Look through the data below. Collect every line where the word "ಯಮಗಳನ" occurs.

══ Listing ══

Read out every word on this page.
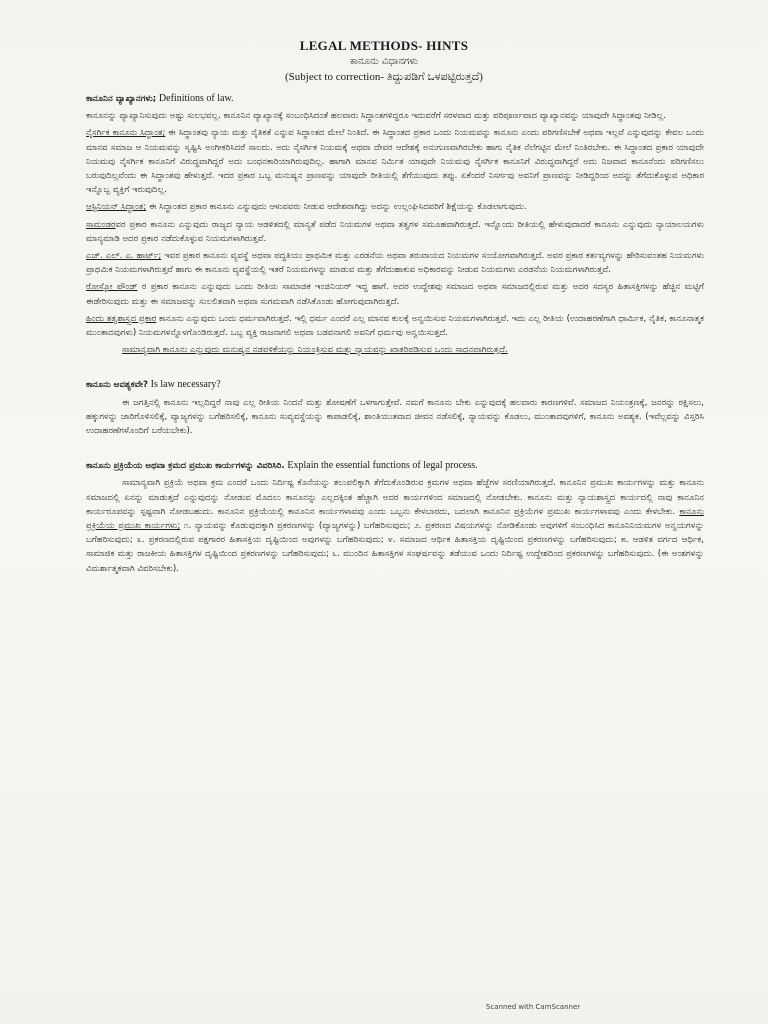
LEGAL METHODS- HINTS
ಕಾನೂನು ವಿಧಾನಗಳು
(Subject to correction- ತಿದ್ದುಪಡಿಗೆ ಒಳಪಟ್ಟಿರುತ್ತದೆ)

ಕಾನೂನಿನ ವ್ಯಾಖ್ಯಾನಗಳು; Definitions of law.

ಕಾನೂನನ್ನು ವ್ಯಾಖ್ಯಾನಿಸುವುದು ಅಷ್ಟು ಸುಲಭವಲ್ಲ. ಕಾನೂನಿನ ವ್ಯಾಖ್ಯಾನಕ್ಕೆ ಸಂಬಂಧಿಸಿದಂತೆ ಹಲವಾರು ಸಿದ್ಧಾಂತಗಳಿದ್ದರೂ ಇದುವರೆಗೆ ಸರಳವಾದ ಮತ್ತು ಪರಿಪೂರ್ಣವಾದ ವ್ಯಾಖ್ಯಾನವನ್ನು ಯಾವುದೇ ಸಿದ್ಧಾಂತವು ನೀಡಿಲ್ಲ.

ನೈಸರ್ಗಿಕ ಕಾನೂನು ಸಿದ್ಧಾಂತ; ಈ ಸಿದ್ಧಾಂತವು ನ್ಯಾಯ ಮತ್ತು ನೈತಿಕತೆ ಎನ್ನುವ ಸಿದ್ಧಾಂತದ ಮೇಲೆ ನಿಂತಿದೆ. ಈ ಸಿದ್ಧಾಂತದ ಪ್ರಕಾರ ಒಂದು ನಿಯಮವನ್ನು ಕಾನೂನು ಎಂದು ಪರಿಗಣಿಸಬೇಕೆ ಅಥವಾ ಇಲ್ಲವೆ ಎನ್ನುವುದನ್ನು ಕೇವಲ ಒಂದು ಮಾನವ ಸಮಾಜ ಆ ನಿಯಮವನ್ನು ಸೃಷ್ಟಿಸಿ ಅಂಗೀಕರಿಸಿದರೆ ಸಾಲದು. ಅದು ನೈಸರ್ಗಿಕ ನಿಯಮಕ್ಕೆ ಅಥವಾ ದೇವರ ಆದೇಶಕ್ಕೆ ಅನುಗುಣವಾಗಿರಬೇಕು ಹಾಗು ನೈತಿಕ ನೆಲೆಗಟ್ಟಿನ ಮೇಲೆ ನಿಂತಿರಬೇಕು. ಈ ಸಿದ್ಧಾಂತದ ಪ್ರಕಾರ ಯಾವುದೇ ನಿಯಮವು ನೈಸರ್ಗಿಕ ಕಾನೂನಿಗೆ ವಿರುದ್ಧವಾಗಿದ್ದರೆ ಅದು ಬಂಧನಕಾರಿಯಾಗಿರುವುದಿಲ್ಲ. ಹಾಗಾಗಿ ಮಾನವ ನಿರ್ಮಿತ ಯಾವುದೇ ನಿಯಮವು ನೈಸರ್ಗಿಕ ಕಾನೂನಿಗೆ ವಿರುದ್ಧವಾಗಿದ್ದರೆ ಅದು ನಿಜವಾದ ಕಾನೂನೆಂದು ಪರಿಗಣಿಸಲು ಬರುವುದಿಲ್ಲವೆಂದು ಈ ಸಿದ್ಧಾಂತವು ಹೇಳುತ್ತದೆ. ಇದರ ಪ್ರಕಾರ ಒಬ್ಬ ಮನುಷ್ಯನ ಪ್ರಾಣವನ್ನು ಯಾವುದೇ ರೀತಿಯಲ್ಲಿ ತೆಗೆಯುವುದು ತಪ್ಪು. ಏಕೆಂದರೆ ನಿಸರ್ಗವು ಅವನಿಗೆ ಪ್ರಾಣವನ್ನು ನೀಡಿದ್ದರಿಂದ ಅದನ್ನು ತೆಗೆದುಕೊಳ್ಳುವ ಅಧಿಕಾರ ಇನ್ನೊಬ್ಬ ವ್ಯಕ್ತಿಗೆ ಇರುವುದಿಲ್ಲ.

ಆಸ್ಟಿನಿಯನ್ ಸಿದ್ಧಾಂತ; ಈ ಸಿದ್ಧಾಂತದ ಪ್ರಕಾರ ಕಾನೂನು ಎನ್ನುವುದು ಆಳುವವರು ನೀಡುವ ಆದೇಶವಾಗಿದ್ದು ಅದನ್ನು ಉಲ್ಲಂಘಿಸಿದವರಿಗೆ ಶಿಕ್ಷೆಯನ್ನು ಕೊಡಲಾಗುವುದು.

ಸಾಮಂಡರವರ ಪ್ರಕಾರ ಕಾನೂನು ಎನ್ನುವುದು ರಾಜ್ಯದ ನ್ಯಾಯ ಆಡಳಿತದಲ್ಲಿ ಮಾನ್ಯತೆ ಪಡೆದ ನಿಯಮಗಳ ಅಥವಾ ತತ್ವಗಳ ಸಮೂಹವಾಗಿರುತ್ತದೆ. ಇನ್ನೊಂದು ರೀತಿಯಲ್ಲಿ ಹೇಳುವುದಾದರೆ ಕಾನೂನು ಎನ್ನುವುದು ನ್ಯಾಯಾಲಯಗಳು ಮಾನ್ಯಮಾಡಿ ಅದರ ಪ್ರಕಾರ ನಡೆದುಕೊಳ್ಳುವ ನಿಯಮಗಳಾಗಿರುತ್ತವೆ.

ಎಚ್. ಎಲ್. ಎ. ಹಾರ್ಟ್; ಇವರ ಪ್ರಕಾರ ಕಾನೂನು ವ್ಯವಸ್ಥೆ ಅಥವಾ ಪದ್ಧತಿಯು ಪ್ರಾಥಮಿಕ ಮತ್ತು ಎರಡನೆಯ ಅಥವಾ ತರುವಾಯದ ನಿಯಮಗಳ ಸಂಯೋಗವಾಗಿರುತ್ತದೆ. ಅವರ ಪ್ರಕಾರ ಕರ್ತವ್ಯಗಳನ್ನು ಹೇರಿಸುವಂತಹ ನಿಯಮಗಳು ಪ್ರಾಥಮಿಕ ನಿಯಮಗಳಾಗಿರುತ್ತವೆ ಹಾಗು ಈ ಕಾನೂನು ವ್ಯವಸ್ಥೆಯಲ್ಲಿ ಇತರೆ ನಿಯಮಗಳನ್ನು ಮಾಡುವ ಮತ್ತು ತೆಗೆದುಹಾಕುವ ಅಧಿಕಾರವನ್ನು ನೀಡುವ ನಿಯಮಗಳು ಎರಡನೆಯ ನಿಯಮಗಳಾಗಿರುತ್ತವೆ.

ರೋಸ್ಕೋ ಪೌಂಡ್ ರ ಪ್ರಕಾರ ಕಾನೂನು ಎನ್ನುವುದು ಒಂದು ರೀತಿಯ ಸಾಮಾಜಿಕ ಇಂಜಿನಿಯರ್ ಇದ್ದ ಹಾಗೆ. ಅದರ ಉದ್ದೇಶವು ಸಮಾಜದ ಅಥವಾ ಸಮಾಜದಲ್ಲಿರುವ ಮತ್ತು ಅದರ ಸದಸ್ಯರ ಹಿತಾಸಕ್ತಿಗಳನ್ನು ಹೆಚ್ಚಿನ ಮಟ್ಟಿಗೆ ಈಡೇರಿಸುವುದು ಮತ್ತು ಈ ಸಮಾಜವನ್ನು ಸುಲಲಿತವಾಗಿ ಅಥವಾ ಸುಗಮವಾಗಿ ನಡೆಸಿಕೊಂಡು ಹೋಗುವುದಾಗಿರುತ್ತದೆ.

ಹಿಂದು ತತ್ವಶಾಸ್ತ್ರದ ಪ್ರಕಾರ ಕಾನೂನು ಎನ್ನುವುದು ಒಂದು ಧರ್ಮವಾಗಿರುತ್ತದೆ. ಇಲ್ಲಿ ಧರ್ಮ ಎಂದರೆ ಎಲ್ಲ ಮಾನವ ಕುಲಕ್ಕೆ ಅನ್ವಯಿಸುವ ನಿಯಮಗಳಾಗಿರುತ್ತವೆ. ಇದು ಎಲ್ಲ ರೀತಿಯ (ಉದಾಹರಣೆಗಾಗಿ ಧಾರ್ಮಿಕ, ನೈತಿಕ, ಕಾನೂನಾತ್ಮಕ ಮುಂತಾದವುಗಳು) ನಿಯಮಗಳನ್ನೊಳಗೊಂಡಿರುತ್ತದೆ. ಒಬ್ಬ ವ್ಯಕ್ತಿ ರಾಜನಾಗಲಿ ಅಥವಾ ಬಡವನಾಗಲಿ ಅವನಿಗೆ ಧರ್ಮವು ಅನ್ವಯಿಸುತ್ತದೆ.

ಸಾಮಾನ್ಯವಾಗಿ ಕಾನೂನು ಎನ್ನುವುದು ಮನುಷ್ಯನ ನಡವಳಿಕೆಯನ್ನು ನಿಯಂತ್ರಿಸುವ ಮತ್ತು ನ್ಯಾಯವನ್ನು ಖಾತರಿಪಡಿಸುವ ಒಂದು ಸಾಧನವಾಗಿರುತ್ತದೆ.

ಕಾನೂನು ಅವಶ್ಯಕವೇ? Is law necessary?

ಈ ಜಗತ್ತಿನಲ್ಲಿ ಕಾನೂನು ಇಲ್ಲದಿದ್ದರೆ ನಾವು ಎಲ್ಲ ರೀತಿಯ ನಿಂದನೆ ಮತ್ತು ಶೋಷಣೆಗೆ ಒಳಗಾಗುತ್ತೇವೆ. ನಮಗೆ ಕಾನೂನು ಬೇಕು ಎನ್ನುವುದಕ್ಕೆ ಹಲವಾರು ಕಾರಣಗಳಿವೆ. ಸಮಾಜದ ನಿಯಂತ್ರಣಕ್ಕೆ, ಜನರನ್ನು ರಕ್ಷಿಸಲು, ಹಕ್ಕುಗಳನ್ನು ಜಾರಿಗೊಳಿಸಲಿಕ್ಕೆ, ವ್ಯಾಜ್ಯಗಳನ್ನು ಬಗೆಹರಿಸಲಿಕ್ಕೆ, ಕಾನೂನು ಸುವ್ಯವಸ್ಥೆಯನ್ನು ಕಾಪಾಡಲಿಕ್ಕೆ, ಶಾಂತಿಯುತವಾದ ಜೀವನ ನಡೆಸಲಿಕ್ಕೆ, ನ್ಯಾಯವನ್ನು ಕೊಡಲು, ಮುಂತಾದವುಗಳಿಗೆ, ಕಾನೂನು ಅವಶ್ಯಕ. (ಇವೆಲ್ಲವನ್ನು ವಿಸ್ತರಿಸಿ ಉದಾಹರಣೆಗಳೊಂದಿಗೆ ಬರೆಯಬೇಕು).

ಕಾನೂನು ಪ್ರಕ್ರಿಯೆಯ ಅಥವಾ ಕ್ರಮದ ಪ್ರಮುಖ ಕಾರ್ಯಗಳನ್ನು ವಿವರಿಸಿರಿ. Explain the essential functions of legal process.

ಸಾಮಾನ್ಯವಾಗಿ ಪ್ರಕ್ರಿಯೆ ಅಥವಾ ಕ್ರಮ ಎಂದರೆ ಒಂದು ನಿರ್ದಿಷ್ಟ ಕೊನೆಯನ್ನು ತಲುಪಲಿಕ್ಕಾಗಿ ತೆಗೆದುಕೊಂಡಿರುವ ಕ್ರಮಗಳ ಅಥವಾ ಹೆಜ್ಜೆಗಳ ಸರಣಿಯಾಗಿರುತ್ತದೆ. ಕಾನೂನಿನ ಪ್ರಮುಖ ಕಾರ್ಯಗಳನ್ನು ಮತ್ತು ಕಾನೂನು ಸಮಾಜದಲ್ಲಿ ಏನನ್ನು ಮಾಡುತ್ತದೆ ಎನ್ನುವುದನ್ನು ನೋಡುವ ಮೊದಲು ಕಾನೂನನ್ನು ಎಲ್ಲದಕ್ಕಿಂತ ಹೆಚ್ಚಾಗಿ ಅದರ ಕಾರ್ಯಗಳಿಂದ ಸಮಾಜದಲ್ಲಿ ನೋಡಬೇಕು. ಕಾನೂನು ಮತ್ತು ನ್ಯಾಯಶಾಸ್ತ್ರದ ಕಾರ್ಯದಲ್ಲಿ ನಾವು ಕಾನೂನಿನ ಕಾರ್ಯರೂಪವನ್ನು ಸ್ಪಷ್ಟವಾಗಿ ನೋಡಬಹುದು. ಕಾನೂನಿನ ಪ್ರಕ್ರಿಯೆಯಲ್ಲಿ ಕಾನೂನಿನ ಕಾರ್ಯಗಳಾವವು ಎಂದು ಒಬ್ಬನು ಕೇಳಬಾರದು, ಬದಲಾಗಿ ಕಾನೂನಿನ ಪ್ರಕ್ರಿಯೆಗಳ ಪ್ರಮುಖ ಕಾರ್ಯಗಳಾವವು ಎಂದು ಕೇಳಬೇಕು. ಕಾನೂನು ಪ್ರಕ್ರಿಯೆಯ ಪ್ರಮುಖ ಕಾರ್ಯಗಳು; ೧. ನ್ಯಾಯವನ್ನು ಕೊಡುವುದಕ್ಕಾಗಿ ಪ್ರಕರಣಗಳನ್ನು (ವ್ಯಾಜ್ಯಗಳನ್ನು) ಬಗೆಹರಿಸುವುದು; ೨. ಪ್ರಕರಣದ ವಿಷಯಗಳನ್ನು ನೋಡಿಕೊಂಡು ಅವುಗಳಿಗೆ ಸಂಬಂಧಿಸಿದ ಕಾನೂನಿನಿಯಮಗಳ ಅನ್ವಯಗಳನ್ನು ಬಗೆಹರಿಸುವುದು; ೩. ಪ್ರಕರಣದಲ್ಲಿರುವ ಪಕ್ಷಗಾರರ ಹಿತಾಸಕ್ತಿಯ ದೃಷ್ಟಿಯಿಂದ ಅವುಗಳನ್ನು ಬಗೆಹರಿಸುವುದು; ೪. ಸಮಾಜದ ಆರ್ಥಿಕ ಹಿತಾಸಕ್ತಿಯ ದೃಷ್ಟಿಯಿಂದ ಪ್ರಕರಣಗಳನ್ನು ಬಗೆಹರಿಸುವುದು; ೫. ಆಡಳಿತ ವರ್ಗದ ಆರ್ಥಿಕ, ಸಾಮಾಜಿಕ ಮತ್ತು ರಾಜಕೀಯ ಹಿತಾಸಕ್ತಿಗಳ ದೃಷ್ಟಿಯಿಂದ ಪ್ರಕರಣಗಳನ್ನು ಬಗೆಹರಿಸುವುದು; ೬. ಮುಂದಿನ ಹಿತಾಸಕ್ತಿಗಳ ಸಂಘರ್ಷವನ್ನು ತಡೆಯುವ ಒಂದು ನಿರ್ದಿಷ್ಟ ಉದ್ದೇಶದಿಂದ ಪ್ರಕರಣಗಳನ್ನು ಬಗೆಹರಿಸುವುದು. (ಈ ಅಂಶಗಳನ್ನು ವಿಮರ್ಶಾತ್ಮಕವಾಗಿ ವಿವರಿಸಬೇಕು).

Scanned with CamScanner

═══

• **Output**:
ಎಚ್. ಎಲ್. ಎ. ಹಾರ್ಟ್; ಇವರ ಪ್ರಕಾರ ಕಾನೂನು ವ್ಯವಸ್ಥೆ ಅಥವಾ ಪದ್ಧತಿಯು ಪ್ರಾಥಮಿಕ ಮತ್ತು ಎರಡನೆಯ ಅಥವಾ ತರುವಾಯದ ನಿಯಮಗಳ ಸಂಯೋಗವಾಗಿರುತ್ತದೆ. ಅವರ ಪ್ರಕಾರ ಕರ್ತವ್ಯಗಳನ್ನು ಹೇರಿಸುವಂತಹ ನಿಯಮಗಳು ಪ್ರಾಥಮಿಕ ನಿಯಮಗಳಾಗಿರುತ್ತವೆ ಹಾಗು ಈ ಕಾನೂನು ವ್ಯವಸ್ಥೆಯಲ್ಲಿ ಇತರೆ ನಿಯಮಗಳನ್ನು ಮಾಡುವ ಮತ್ತು ತೆಗೆದುಹಾಕುವ ಅಧಿಕಾರವನ್ನು ನೀಡುವ ನಿಯಮಗಳು ಎರಡನೆಯ ನಿಯಮಗಳಾಗಿರುತ್ತವೆ.
ಹಿಂದು ತತ್ವಶಾಸ್ತ್ರದ ಪ್ರಕಾರ ಕಾನೂನು ಎನ್ನುವುದು ಒಂದು ಧರ್ಮವಾಗಿರುತ್ತದೆ. ಇಲ್ಲಿ ಧರ್ಮ ಎಂದರೆ ಎಲ್ಲ ಮಾನವ ಕುಲಕ್ಕೆ ಅನ್ವಯಿಸುವ ನಿಯಮಗಳಾಗಿರುತ್ತವೆ. ಇದು ಎಲ್ಲ ರೀತಿಯ (ಉದಾಹರಣೆಗಾಗಿ ಧಾರ್ಮಿಕ, ನೈತಿಕ, ಕಾನೂನಾತ್ಮಕ ಮುಂತಾದವುಗಳು) ನಿಯಮಗಳನ್ನೊಳಗೊಂಡಿರುತ್ತದೆ. ಒಬ್ಬ ವ್ಯಕ್ತಿ ರಾಜನಾಗಲಿ ಅಥವಾ ಬಡವನಾಗಲಿ ಅವನಿಗೆ ಧರ್ಮವು ಅನ್ವಯಿಸುತ್ತದೆ.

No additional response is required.